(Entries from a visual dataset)
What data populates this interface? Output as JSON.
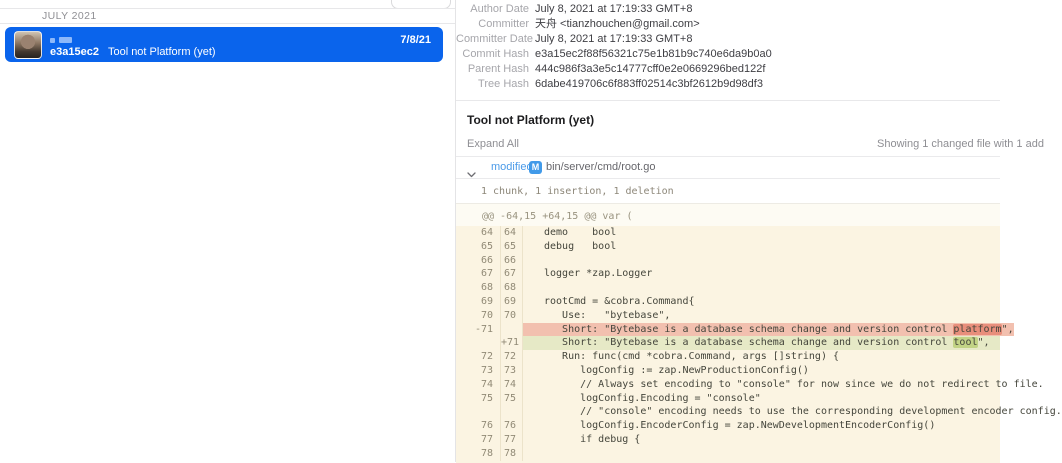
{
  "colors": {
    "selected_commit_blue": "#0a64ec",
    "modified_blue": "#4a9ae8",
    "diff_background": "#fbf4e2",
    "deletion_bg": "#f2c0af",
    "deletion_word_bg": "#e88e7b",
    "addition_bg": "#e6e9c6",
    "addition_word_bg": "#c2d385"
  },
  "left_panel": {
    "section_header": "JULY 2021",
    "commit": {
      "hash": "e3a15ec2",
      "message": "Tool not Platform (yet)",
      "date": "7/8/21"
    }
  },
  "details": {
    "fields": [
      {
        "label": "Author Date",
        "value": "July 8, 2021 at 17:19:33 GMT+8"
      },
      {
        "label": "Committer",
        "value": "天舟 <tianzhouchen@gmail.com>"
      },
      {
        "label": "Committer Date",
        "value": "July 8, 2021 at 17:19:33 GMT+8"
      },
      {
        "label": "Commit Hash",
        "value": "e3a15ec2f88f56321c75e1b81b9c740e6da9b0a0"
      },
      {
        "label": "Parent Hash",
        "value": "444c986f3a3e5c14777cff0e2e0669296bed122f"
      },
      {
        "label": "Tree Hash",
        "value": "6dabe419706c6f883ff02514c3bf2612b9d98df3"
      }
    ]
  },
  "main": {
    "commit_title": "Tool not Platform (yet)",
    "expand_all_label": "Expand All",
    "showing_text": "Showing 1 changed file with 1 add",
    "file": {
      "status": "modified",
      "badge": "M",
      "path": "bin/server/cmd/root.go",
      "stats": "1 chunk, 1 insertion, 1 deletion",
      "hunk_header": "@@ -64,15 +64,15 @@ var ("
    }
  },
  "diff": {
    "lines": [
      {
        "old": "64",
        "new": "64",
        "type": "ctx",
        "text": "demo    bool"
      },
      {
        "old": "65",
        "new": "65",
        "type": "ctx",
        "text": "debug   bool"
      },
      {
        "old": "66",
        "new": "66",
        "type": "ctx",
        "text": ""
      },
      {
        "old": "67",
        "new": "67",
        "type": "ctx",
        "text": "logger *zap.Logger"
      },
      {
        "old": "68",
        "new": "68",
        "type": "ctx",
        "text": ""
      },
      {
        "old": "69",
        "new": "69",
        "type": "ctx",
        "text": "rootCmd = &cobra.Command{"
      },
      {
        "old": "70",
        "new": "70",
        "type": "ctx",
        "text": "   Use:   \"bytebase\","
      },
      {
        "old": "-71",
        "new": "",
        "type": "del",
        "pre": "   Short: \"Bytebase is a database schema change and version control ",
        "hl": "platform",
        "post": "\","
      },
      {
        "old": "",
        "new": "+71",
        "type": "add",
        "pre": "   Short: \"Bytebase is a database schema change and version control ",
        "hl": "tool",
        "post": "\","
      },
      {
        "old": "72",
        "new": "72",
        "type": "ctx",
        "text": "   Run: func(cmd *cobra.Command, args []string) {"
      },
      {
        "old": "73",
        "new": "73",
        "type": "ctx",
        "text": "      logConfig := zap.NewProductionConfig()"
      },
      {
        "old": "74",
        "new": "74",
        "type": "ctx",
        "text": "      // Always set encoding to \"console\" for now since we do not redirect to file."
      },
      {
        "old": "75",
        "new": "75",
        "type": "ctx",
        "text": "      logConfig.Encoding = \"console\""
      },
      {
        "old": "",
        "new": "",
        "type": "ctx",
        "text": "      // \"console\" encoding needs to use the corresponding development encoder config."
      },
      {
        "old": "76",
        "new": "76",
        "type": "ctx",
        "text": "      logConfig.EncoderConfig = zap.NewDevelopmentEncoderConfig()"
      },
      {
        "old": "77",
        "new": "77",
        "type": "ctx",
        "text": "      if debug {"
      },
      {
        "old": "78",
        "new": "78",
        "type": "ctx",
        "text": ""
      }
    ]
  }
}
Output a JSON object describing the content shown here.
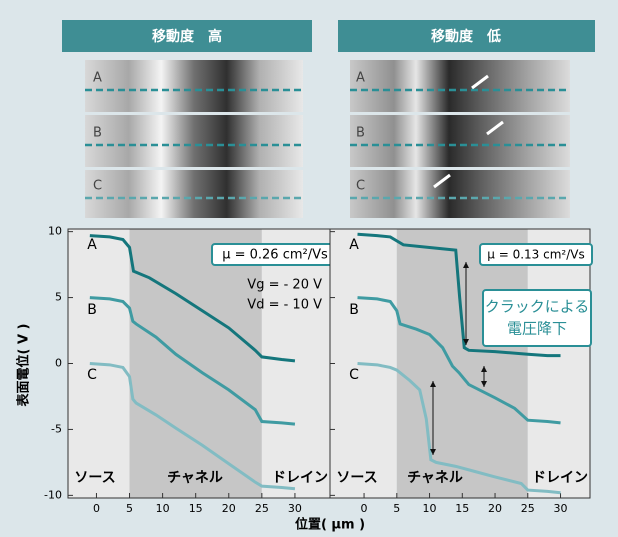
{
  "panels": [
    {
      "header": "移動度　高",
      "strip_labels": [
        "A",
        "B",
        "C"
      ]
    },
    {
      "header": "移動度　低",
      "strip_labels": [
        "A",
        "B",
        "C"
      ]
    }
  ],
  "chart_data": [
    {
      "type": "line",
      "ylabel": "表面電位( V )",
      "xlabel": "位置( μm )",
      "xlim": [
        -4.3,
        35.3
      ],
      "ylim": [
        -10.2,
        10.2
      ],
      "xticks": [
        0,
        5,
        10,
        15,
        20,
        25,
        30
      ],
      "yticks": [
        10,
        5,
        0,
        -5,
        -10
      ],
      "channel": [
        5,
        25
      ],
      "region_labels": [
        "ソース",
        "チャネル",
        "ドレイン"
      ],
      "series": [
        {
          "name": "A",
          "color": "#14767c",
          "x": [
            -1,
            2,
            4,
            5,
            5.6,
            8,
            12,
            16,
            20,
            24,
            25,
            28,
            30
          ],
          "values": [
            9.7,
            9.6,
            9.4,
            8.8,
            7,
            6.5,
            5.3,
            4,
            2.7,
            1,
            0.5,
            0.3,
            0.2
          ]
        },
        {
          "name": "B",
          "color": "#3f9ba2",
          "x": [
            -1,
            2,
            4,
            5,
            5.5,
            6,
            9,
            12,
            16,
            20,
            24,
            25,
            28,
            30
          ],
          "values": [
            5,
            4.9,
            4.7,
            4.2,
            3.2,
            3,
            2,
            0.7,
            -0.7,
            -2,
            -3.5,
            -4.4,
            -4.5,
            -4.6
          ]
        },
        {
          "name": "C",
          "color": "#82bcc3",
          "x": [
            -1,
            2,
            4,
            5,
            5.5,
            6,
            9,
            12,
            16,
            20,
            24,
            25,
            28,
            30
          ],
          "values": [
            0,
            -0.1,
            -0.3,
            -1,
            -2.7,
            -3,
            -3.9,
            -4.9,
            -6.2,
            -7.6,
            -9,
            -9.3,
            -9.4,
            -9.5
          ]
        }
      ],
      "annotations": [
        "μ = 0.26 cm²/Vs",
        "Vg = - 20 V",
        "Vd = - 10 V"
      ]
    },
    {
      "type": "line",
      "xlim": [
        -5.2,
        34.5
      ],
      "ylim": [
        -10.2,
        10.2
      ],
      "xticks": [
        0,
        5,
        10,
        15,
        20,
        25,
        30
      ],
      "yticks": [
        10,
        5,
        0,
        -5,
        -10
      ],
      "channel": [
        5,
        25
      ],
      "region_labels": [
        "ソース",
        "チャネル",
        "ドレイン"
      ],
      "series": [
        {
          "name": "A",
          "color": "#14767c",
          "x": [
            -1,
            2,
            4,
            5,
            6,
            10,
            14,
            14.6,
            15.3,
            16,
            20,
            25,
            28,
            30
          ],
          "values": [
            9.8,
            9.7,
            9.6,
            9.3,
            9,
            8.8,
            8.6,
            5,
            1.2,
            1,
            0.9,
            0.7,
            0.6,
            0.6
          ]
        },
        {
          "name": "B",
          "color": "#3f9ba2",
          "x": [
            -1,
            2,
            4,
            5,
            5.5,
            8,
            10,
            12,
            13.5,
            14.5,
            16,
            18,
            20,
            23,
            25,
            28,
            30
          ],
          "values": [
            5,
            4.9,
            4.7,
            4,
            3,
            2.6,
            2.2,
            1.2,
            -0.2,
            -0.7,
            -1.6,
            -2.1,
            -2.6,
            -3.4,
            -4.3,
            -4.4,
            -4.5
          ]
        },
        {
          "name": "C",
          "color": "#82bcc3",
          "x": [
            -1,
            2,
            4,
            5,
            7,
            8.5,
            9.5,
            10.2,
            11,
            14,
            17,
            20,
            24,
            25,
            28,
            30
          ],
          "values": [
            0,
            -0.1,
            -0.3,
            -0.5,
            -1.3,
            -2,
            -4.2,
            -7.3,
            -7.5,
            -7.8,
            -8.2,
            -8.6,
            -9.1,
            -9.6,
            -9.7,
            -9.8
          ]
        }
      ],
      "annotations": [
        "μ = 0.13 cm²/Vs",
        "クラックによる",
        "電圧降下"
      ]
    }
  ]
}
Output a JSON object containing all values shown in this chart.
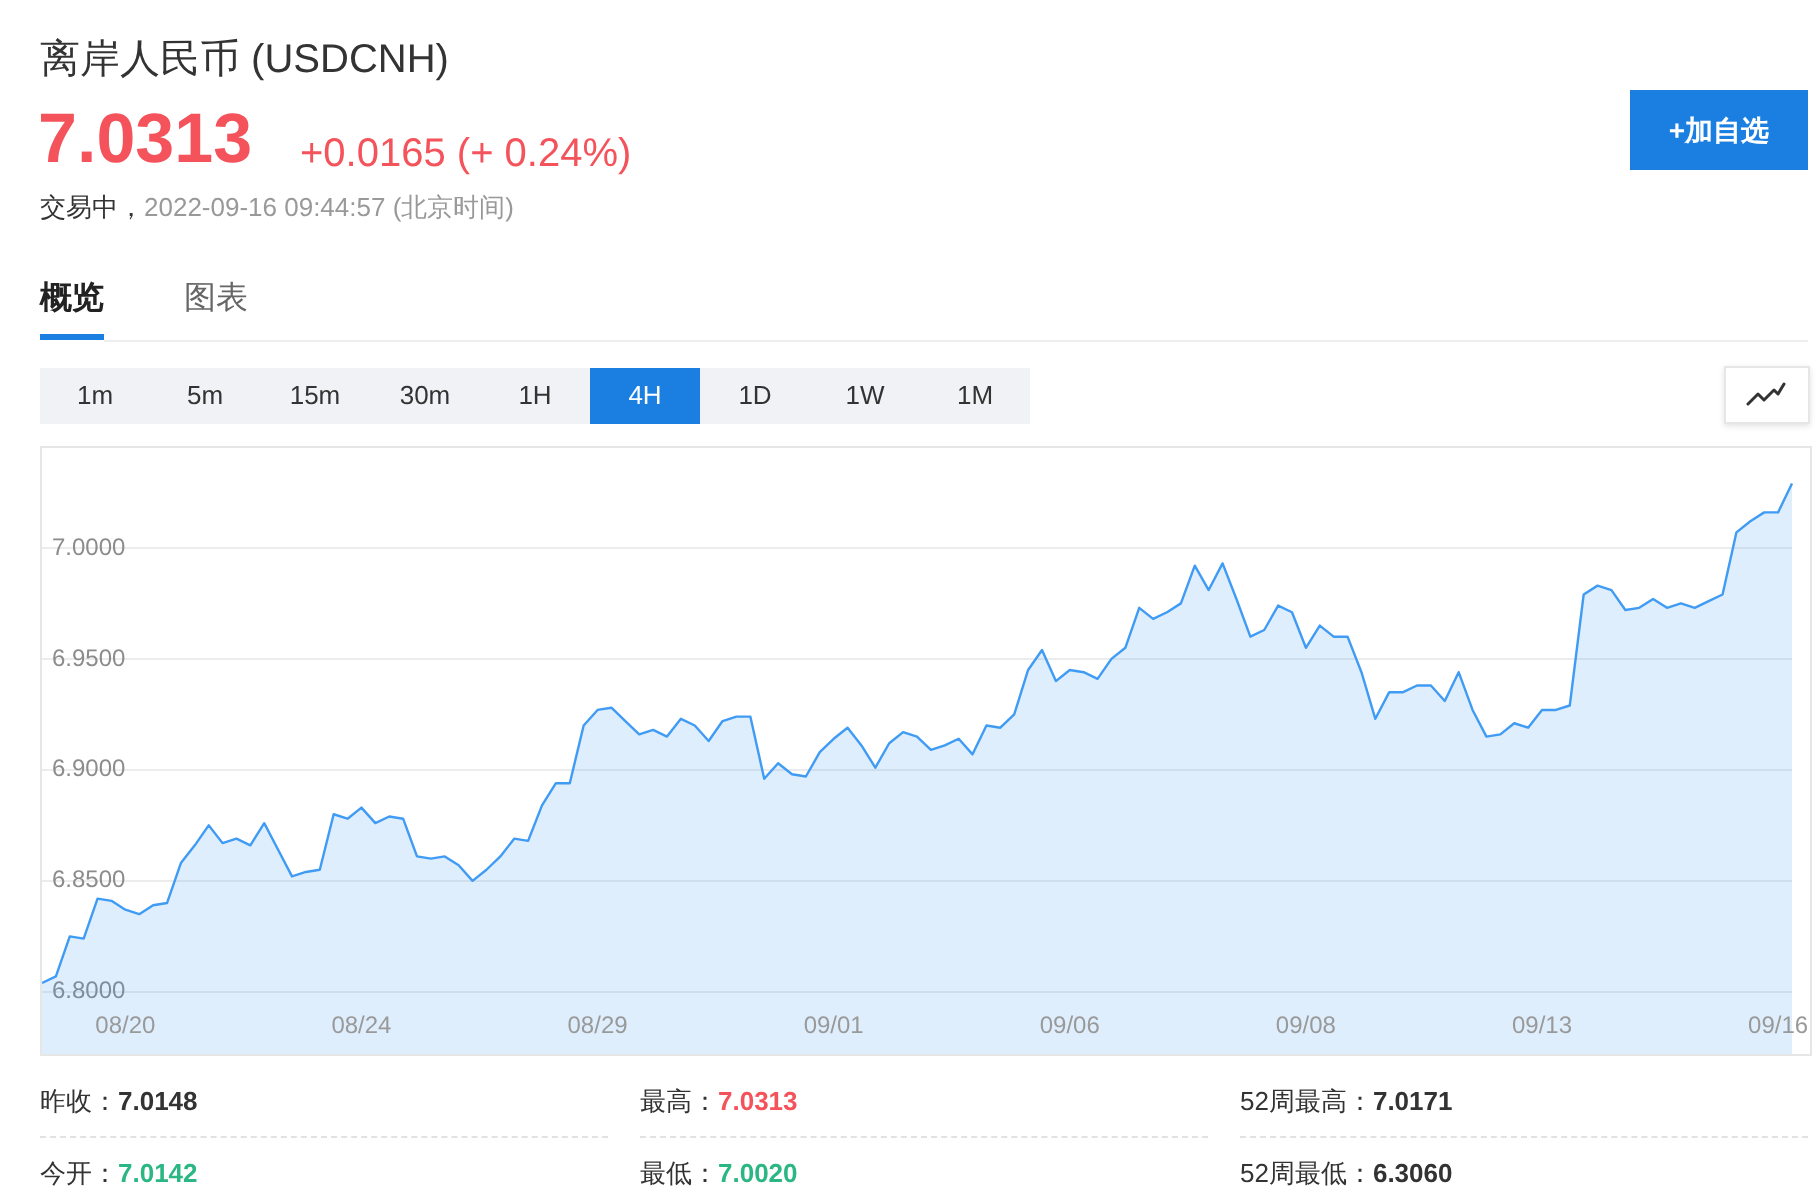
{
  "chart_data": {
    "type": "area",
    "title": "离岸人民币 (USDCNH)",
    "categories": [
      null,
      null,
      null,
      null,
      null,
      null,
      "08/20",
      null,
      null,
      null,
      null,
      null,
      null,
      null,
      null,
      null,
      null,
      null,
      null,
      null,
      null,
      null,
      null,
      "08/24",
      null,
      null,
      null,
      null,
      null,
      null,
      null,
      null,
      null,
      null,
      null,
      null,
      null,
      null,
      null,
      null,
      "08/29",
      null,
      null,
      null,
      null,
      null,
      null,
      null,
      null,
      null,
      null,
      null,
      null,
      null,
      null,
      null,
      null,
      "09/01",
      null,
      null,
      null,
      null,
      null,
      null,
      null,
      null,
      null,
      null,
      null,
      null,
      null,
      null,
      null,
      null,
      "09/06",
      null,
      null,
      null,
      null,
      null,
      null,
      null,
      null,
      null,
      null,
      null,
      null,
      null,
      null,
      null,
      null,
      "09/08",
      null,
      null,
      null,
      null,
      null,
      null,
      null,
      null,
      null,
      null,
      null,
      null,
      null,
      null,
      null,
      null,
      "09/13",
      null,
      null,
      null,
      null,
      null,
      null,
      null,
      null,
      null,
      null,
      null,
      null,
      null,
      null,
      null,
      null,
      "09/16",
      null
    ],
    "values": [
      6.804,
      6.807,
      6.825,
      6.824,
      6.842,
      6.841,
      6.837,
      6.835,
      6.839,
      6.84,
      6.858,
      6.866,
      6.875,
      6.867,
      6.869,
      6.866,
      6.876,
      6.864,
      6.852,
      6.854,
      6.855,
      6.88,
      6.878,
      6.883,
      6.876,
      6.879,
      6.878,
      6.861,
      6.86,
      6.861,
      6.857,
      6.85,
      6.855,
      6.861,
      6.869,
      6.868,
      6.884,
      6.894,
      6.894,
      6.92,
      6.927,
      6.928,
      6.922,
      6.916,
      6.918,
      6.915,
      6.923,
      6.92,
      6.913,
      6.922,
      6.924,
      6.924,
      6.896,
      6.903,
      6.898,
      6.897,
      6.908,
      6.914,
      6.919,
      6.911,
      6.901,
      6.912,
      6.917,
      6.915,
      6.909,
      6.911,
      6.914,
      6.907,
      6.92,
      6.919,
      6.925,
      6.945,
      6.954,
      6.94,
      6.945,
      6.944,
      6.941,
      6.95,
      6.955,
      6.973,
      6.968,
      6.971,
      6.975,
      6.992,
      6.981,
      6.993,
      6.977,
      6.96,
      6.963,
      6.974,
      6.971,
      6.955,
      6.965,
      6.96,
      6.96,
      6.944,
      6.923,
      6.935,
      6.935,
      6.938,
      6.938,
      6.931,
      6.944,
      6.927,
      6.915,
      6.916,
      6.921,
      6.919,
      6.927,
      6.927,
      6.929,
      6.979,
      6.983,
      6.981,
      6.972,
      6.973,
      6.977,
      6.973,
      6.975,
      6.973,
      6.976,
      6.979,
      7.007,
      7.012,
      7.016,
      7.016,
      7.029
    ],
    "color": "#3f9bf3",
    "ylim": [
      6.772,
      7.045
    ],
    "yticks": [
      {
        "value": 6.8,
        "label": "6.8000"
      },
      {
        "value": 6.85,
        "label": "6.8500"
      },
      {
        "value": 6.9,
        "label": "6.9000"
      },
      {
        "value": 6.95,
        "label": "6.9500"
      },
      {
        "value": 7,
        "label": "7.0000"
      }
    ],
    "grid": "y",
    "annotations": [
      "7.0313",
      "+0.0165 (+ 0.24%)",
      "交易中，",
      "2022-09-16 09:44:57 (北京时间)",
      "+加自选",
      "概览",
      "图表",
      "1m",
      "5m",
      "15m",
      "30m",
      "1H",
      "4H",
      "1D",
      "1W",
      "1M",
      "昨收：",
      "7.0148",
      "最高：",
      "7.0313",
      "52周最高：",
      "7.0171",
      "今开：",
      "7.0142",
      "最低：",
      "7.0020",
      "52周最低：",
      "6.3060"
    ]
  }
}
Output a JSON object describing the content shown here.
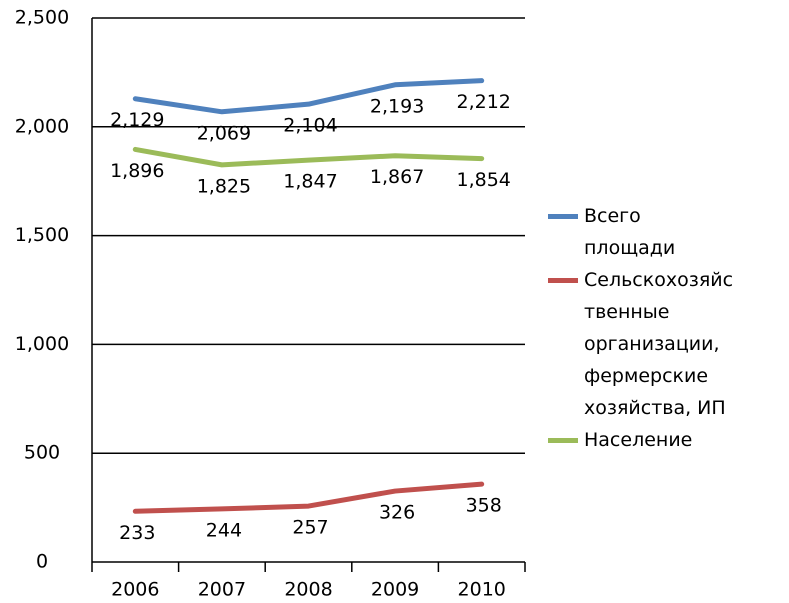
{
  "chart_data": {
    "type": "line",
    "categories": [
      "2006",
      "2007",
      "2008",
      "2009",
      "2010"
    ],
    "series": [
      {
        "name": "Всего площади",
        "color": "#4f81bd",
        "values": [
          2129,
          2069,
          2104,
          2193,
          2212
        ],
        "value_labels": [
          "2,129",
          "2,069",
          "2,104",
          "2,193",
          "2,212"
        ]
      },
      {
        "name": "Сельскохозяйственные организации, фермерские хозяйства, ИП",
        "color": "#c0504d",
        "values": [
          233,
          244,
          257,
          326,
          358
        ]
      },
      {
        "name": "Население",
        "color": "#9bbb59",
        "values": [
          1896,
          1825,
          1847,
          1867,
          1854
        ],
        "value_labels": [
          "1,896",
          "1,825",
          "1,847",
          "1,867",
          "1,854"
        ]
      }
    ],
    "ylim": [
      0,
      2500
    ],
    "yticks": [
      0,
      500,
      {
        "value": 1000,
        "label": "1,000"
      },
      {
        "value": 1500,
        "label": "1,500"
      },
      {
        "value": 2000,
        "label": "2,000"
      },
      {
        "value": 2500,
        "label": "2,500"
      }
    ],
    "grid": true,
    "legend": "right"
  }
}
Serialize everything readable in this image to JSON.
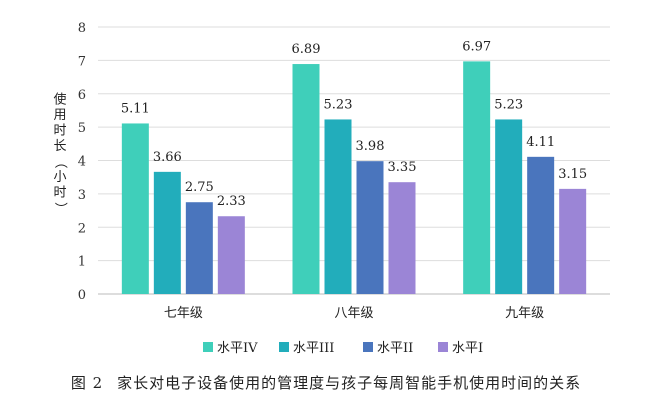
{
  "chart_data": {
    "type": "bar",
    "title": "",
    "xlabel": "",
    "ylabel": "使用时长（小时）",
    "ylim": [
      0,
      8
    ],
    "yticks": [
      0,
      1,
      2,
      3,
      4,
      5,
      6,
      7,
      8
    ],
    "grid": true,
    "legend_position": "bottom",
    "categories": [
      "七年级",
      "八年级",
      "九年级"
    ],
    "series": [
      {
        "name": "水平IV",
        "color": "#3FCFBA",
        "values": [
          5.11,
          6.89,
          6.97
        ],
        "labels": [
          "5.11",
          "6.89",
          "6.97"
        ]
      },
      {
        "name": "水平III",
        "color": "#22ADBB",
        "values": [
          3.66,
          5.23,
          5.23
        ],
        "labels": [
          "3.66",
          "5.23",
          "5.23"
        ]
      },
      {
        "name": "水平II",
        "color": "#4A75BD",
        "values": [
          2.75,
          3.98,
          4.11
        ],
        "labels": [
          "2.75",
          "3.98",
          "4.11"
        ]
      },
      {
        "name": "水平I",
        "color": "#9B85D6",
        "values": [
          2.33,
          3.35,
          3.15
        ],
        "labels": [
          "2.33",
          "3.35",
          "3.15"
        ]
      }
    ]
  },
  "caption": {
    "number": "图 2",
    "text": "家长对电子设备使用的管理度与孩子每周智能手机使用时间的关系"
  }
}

• GOAL: Extract every line containing the string "file" from the material.

• REPLY:
    "showing_text": "Showing 1 changed file with 1 add",
    "file": {
        "text": "      // Always set encoding to \"console\" for now since we do not redirect to file."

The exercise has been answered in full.